LISTED ENTRIES —
-*-

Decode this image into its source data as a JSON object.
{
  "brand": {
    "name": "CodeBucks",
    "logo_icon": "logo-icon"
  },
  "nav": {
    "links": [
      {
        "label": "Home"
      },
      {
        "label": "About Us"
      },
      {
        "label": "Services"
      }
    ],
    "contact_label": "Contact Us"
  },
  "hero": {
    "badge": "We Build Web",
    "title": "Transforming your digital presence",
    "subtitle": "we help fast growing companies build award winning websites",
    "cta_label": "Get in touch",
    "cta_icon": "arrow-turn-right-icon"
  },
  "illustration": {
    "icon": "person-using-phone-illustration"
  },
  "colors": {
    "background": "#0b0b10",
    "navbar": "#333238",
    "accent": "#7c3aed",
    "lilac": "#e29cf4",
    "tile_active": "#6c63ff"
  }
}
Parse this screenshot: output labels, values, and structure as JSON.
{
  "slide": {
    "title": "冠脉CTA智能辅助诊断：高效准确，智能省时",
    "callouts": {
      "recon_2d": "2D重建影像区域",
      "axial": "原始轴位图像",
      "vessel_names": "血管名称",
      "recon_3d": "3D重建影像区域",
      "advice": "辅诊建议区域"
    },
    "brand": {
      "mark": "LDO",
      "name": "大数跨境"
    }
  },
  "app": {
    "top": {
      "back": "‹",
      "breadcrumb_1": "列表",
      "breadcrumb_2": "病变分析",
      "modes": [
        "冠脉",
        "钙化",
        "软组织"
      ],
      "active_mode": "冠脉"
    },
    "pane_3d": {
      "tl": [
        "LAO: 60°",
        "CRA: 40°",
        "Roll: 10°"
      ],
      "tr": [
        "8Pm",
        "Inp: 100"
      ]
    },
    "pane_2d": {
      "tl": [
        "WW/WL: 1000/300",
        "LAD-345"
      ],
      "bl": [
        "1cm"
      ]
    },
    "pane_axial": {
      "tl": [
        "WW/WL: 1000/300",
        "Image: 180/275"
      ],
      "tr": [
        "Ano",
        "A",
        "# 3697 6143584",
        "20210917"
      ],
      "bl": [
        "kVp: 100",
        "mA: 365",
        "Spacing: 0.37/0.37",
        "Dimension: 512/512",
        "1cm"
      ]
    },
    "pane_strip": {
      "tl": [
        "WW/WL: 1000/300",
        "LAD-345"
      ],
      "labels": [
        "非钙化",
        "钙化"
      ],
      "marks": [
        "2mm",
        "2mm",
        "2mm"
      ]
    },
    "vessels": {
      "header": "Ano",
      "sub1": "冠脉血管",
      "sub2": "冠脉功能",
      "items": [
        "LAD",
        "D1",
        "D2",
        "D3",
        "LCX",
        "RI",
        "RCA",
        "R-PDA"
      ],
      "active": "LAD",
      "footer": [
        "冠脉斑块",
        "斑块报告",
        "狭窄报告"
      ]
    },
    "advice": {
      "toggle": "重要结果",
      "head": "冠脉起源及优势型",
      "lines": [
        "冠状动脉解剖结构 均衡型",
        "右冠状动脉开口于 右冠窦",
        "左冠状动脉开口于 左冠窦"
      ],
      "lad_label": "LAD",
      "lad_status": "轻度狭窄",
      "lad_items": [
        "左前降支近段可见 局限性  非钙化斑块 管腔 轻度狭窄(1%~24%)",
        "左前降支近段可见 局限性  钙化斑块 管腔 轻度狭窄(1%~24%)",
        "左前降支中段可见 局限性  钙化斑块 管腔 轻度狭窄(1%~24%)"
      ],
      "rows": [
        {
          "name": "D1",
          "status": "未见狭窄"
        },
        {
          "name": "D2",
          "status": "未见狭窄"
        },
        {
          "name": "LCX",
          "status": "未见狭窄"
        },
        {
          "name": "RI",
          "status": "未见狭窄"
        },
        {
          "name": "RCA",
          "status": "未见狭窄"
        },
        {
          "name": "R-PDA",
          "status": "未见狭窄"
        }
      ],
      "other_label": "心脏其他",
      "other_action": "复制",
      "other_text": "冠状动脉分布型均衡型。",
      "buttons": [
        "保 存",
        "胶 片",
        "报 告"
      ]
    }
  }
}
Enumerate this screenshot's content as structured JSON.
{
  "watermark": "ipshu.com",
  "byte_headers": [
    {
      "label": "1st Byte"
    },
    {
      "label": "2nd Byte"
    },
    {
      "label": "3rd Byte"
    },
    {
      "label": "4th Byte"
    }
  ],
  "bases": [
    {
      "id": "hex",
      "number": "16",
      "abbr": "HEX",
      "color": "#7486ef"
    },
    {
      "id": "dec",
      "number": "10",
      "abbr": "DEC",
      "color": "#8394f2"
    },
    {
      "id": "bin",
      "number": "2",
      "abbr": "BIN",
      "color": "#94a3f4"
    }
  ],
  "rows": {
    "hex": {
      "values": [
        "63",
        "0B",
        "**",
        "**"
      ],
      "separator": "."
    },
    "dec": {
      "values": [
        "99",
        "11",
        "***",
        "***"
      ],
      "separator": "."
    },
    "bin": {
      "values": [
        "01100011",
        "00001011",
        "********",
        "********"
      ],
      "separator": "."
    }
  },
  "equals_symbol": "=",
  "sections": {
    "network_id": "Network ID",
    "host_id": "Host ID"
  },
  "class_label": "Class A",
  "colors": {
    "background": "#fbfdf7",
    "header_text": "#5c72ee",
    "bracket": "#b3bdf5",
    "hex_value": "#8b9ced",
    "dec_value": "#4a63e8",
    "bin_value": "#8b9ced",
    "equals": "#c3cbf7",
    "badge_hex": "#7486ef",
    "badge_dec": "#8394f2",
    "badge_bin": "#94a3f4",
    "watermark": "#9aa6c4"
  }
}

-*-

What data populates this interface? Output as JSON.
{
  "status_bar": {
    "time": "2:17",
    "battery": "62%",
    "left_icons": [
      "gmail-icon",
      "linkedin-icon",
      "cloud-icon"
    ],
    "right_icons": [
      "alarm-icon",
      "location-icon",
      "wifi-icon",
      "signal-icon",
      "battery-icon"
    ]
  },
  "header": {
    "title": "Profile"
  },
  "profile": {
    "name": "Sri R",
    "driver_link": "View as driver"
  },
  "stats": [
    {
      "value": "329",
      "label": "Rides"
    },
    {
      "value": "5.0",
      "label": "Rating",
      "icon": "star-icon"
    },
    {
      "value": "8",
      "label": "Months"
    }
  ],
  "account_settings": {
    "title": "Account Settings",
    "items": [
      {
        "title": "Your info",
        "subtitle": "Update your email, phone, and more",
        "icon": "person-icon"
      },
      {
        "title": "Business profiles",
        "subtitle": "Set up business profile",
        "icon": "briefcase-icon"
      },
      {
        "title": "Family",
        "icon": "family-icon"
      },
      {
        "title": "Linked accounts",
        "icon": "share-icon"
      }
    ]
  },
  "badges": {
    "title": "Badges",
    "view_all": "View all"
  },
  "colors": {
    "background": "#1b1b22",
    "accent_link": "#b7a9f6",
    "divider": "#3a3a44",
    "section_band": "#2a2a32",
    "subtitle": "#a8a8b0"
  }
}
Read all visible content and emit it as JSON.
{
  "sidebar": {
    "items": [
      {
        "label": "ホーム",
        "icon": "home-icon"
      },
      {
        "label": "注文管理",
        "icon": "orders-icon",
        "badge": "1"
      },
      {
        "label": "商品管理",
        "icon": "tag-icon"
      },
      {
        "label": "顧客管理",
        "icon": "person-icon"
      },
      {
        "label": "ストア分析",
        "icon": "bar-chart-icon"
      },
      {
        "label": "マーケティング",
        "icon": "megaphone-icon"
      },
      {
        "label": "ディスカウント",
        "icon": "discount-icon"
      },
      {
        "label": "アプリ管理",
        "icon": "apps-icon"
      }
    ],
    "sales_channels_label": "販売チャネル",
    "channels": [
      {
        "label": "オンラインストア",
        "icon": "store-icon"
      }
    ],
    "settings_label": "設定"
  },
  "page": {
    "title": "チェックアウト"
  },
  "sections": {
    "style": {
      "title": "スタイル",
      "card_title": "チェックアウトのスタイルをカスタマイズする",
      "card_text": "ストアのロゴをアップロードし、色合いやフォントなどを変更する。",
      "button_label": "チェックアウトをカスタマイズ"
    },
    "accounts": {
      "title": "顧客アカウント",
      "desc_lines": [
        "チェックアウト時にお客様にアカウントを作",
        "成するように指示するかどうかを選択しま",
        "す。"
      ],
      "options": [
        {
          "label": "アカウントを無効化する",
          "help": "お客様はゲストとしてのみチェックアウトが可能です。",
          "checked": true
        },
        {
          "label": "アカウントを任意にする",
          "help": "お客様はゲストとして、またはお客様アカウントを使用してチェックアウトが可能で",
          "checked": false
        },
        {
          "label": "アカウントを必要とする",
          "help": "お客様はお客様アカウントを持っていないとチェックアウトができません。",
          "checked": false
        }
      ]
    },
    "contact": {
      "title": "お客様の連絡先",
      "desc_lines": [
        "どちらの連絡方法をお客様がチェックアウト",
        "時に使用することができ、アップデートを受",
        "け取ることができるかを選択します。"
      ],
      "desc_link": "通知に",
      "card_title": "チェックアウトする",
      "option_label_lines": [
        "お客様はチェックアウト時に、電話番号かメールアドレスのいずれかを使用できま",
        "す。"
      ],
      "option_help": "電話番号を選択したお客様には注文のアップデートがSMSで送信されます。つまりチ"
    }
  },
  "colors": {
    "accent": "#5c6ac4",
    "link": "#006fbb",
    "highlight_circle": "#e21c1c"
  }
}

-*-

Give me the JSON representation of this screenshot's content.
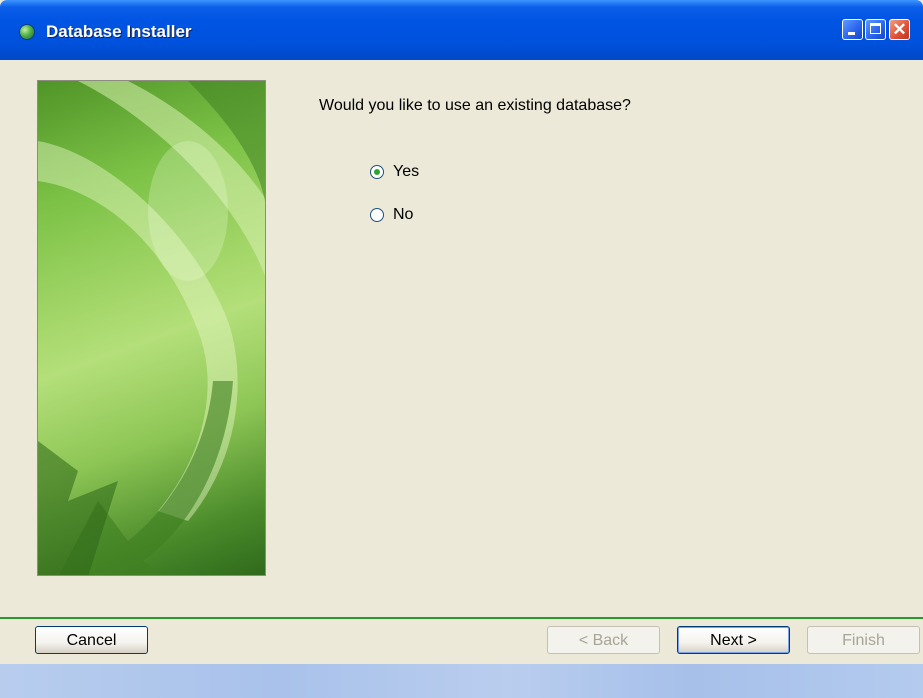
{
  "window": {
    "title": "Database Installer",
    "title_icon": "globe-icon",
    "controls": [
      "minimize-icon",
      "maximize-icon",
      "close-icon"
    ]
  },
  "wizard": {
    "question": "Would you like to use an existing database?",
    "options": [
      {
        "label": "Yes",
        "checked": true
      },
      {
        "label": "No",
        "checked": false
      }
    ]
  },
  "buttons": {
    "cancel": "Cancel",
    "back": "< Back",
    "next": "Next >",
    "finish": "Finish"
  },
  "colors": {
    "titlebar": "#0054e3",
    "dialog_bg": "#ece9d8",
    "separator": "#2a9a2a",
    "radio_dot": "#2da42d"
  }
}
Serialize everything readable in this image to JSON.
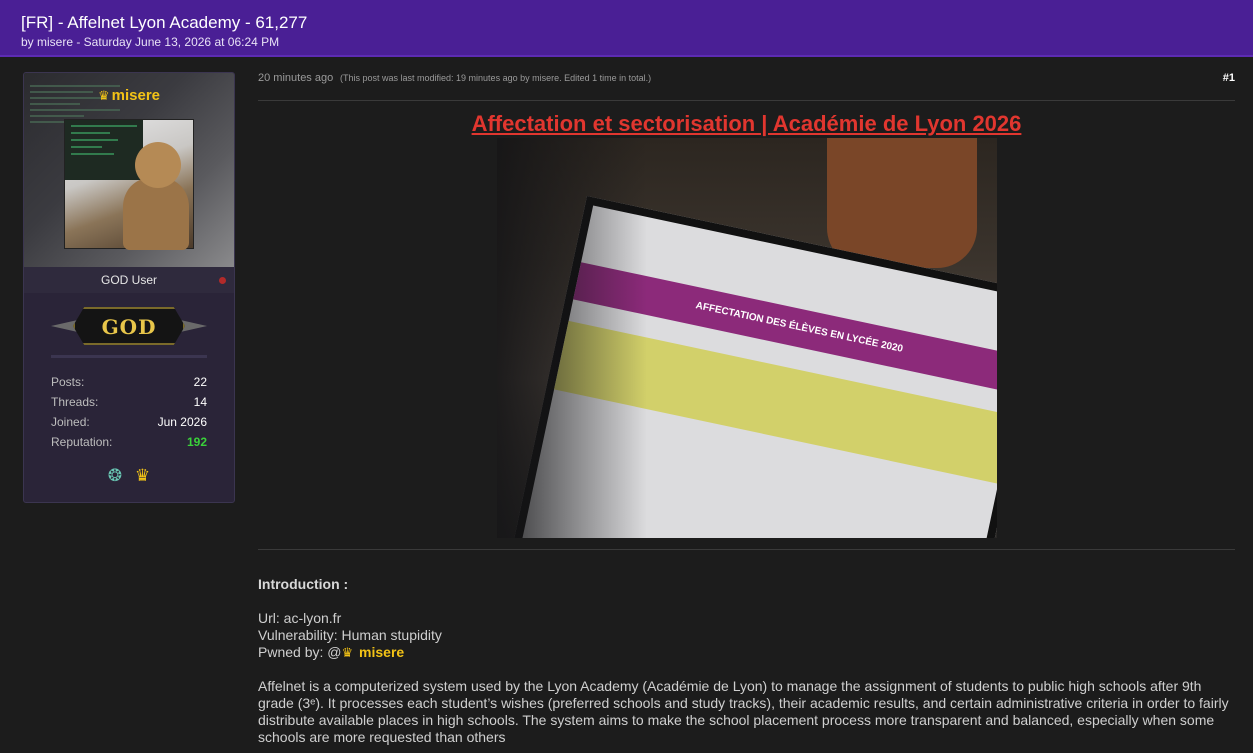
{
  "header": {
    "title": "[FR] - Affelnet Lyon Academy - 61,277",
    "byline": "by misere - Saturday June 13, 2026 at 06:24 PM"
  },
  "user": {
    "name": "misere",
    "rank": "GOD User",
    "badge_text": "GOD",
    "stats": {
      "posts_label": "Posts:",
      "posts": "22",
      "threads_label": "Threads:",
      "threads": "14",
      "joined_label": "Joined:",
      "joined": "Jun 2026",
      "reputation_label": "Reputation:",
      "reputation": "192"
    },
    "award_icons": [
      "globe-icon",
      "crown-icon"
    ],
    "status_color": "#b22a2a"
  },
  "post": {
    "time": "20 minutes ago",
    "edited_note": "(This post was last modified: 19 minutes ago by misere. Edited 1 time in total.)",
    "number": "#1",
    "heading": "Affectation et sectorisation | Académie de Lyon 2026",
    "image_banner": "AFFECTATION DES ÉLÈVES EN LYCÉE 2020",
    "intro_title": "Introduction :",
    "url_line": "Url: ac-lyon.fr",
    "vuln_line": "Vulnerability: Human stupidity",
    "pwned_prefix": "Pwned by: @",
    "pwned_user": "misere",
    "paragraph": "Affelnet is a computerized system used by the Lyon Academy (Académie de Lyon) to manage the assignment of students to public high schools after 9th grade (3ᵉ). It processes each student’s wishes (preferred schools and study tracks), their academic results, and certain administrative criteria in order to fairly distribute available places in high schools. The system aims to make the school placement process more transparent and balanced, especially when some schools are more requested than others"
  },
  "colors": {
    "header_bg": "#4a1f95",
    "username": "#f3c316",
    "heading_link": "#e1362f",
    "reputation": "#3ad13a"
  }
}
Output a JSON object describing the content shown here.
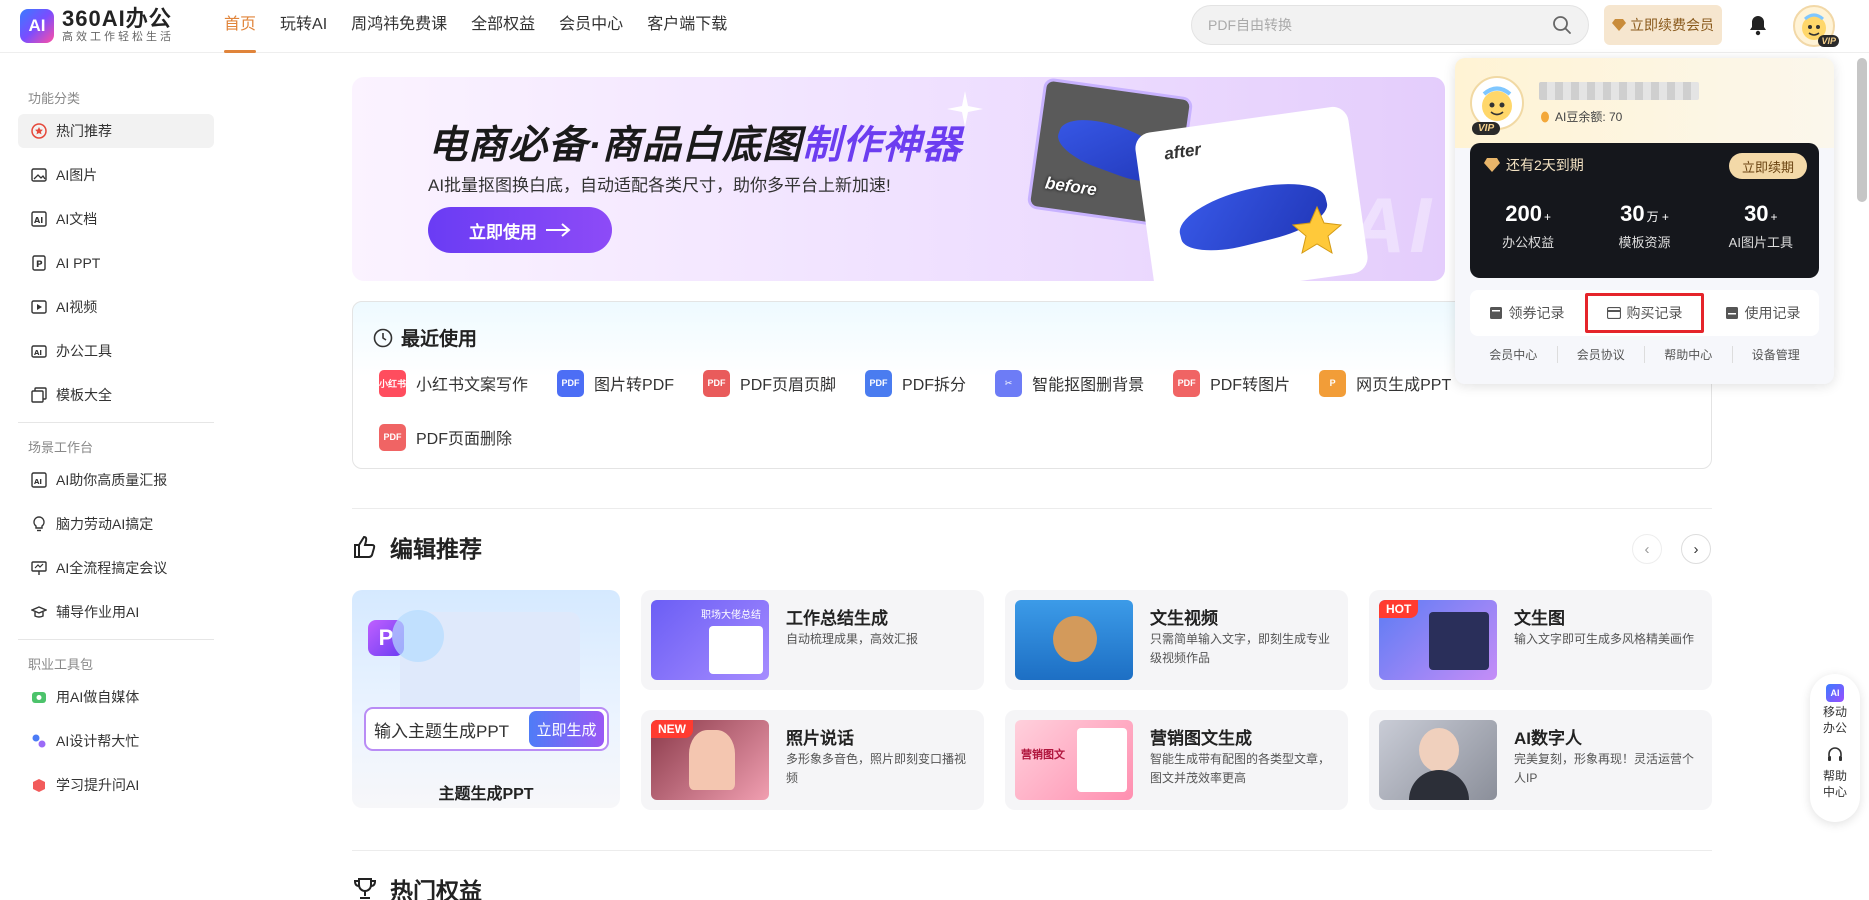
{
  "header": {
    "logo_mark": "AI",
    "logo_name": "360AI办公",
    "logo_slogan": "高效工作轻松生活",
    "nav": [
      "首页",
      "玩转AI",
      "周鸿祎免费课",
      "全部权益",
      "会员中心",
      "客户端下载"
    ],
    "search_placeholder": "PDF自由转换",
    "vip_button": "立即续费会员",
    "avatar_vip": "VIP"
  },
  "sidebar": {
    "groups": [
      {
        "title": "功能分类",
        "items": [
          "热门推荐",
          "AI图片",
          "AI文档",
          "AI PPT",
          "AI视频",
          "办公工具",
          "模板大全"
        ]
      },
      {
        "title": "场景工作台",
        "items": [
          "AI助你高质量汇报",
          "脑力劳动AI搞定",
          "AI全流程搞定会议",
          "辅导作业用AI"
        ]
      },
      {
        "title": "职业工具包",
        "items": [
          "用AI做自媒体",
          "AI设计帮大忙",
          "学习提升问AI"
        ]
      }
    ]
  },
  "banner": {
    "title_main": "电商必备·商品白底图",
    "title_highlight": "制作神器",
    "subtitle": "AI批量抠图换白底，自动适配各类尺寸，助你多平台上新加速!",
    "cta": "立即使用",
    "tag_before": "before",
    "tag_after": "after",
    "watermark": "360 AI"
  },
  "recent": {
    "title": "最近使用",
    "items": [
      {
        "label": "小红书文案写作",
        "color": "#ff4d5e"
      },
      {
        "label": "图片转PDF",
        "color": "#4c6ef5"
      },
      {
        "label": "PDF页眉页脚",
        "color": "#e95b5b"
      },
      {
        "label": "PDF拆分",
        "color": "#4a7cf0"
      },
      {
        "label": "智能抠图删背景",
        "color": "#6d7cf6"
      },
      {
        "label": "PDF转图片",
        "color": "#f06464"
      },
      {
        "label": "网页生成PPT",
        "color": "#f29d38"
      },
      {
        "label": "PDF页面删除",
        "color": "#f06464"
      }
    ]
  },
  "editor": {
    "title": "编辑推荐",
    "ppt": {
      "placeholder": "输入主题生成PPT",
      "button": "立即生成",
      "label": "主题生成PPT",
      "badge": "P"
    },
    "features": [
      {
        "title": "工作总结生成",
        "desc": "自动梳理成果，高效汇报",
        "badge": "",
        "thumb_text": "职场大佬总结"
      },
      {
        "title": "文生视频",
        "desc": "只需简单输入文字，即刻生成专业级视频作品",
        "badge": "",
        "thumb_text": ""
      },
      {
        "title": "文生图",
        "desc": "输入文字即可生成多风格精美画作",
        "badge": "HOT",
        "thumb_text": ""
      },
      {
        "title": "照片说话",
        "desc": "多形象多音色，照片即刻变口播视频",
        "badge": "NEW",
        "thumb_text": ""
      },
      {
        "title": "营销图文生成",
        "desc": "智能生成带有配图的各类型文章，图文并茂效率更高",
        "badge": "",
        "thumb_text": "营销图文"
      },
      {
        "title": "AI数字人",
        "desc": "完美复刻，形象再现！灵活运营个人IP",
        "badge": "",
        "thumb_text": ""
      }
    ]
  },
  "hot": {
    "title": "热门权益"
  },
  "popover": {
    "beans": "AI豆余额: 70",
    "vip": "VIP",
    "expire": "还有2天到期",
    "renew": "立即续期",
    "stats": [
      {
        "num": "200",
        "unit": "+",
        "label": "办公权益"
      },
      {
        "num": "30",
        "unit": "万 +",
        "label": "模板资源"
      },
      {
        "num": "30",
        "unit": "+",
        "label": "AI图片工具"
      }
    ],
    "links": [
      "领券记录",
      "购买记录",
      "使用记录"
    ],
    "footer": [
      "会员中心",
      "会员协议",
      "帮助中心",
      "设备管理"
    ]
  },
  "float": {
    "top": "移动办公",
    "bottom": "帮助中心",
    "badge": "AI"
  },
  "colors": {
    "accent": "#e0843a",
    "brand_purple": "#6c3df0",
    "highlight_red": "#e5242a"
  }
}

-*-

WHAT IS ASKED —
From the listing above, copy every line that holds the string "object".

ANSWER TO THE PROBLEM —
Decode this image into its source data as a JSON object.
Output a JSON object describing the content shown here.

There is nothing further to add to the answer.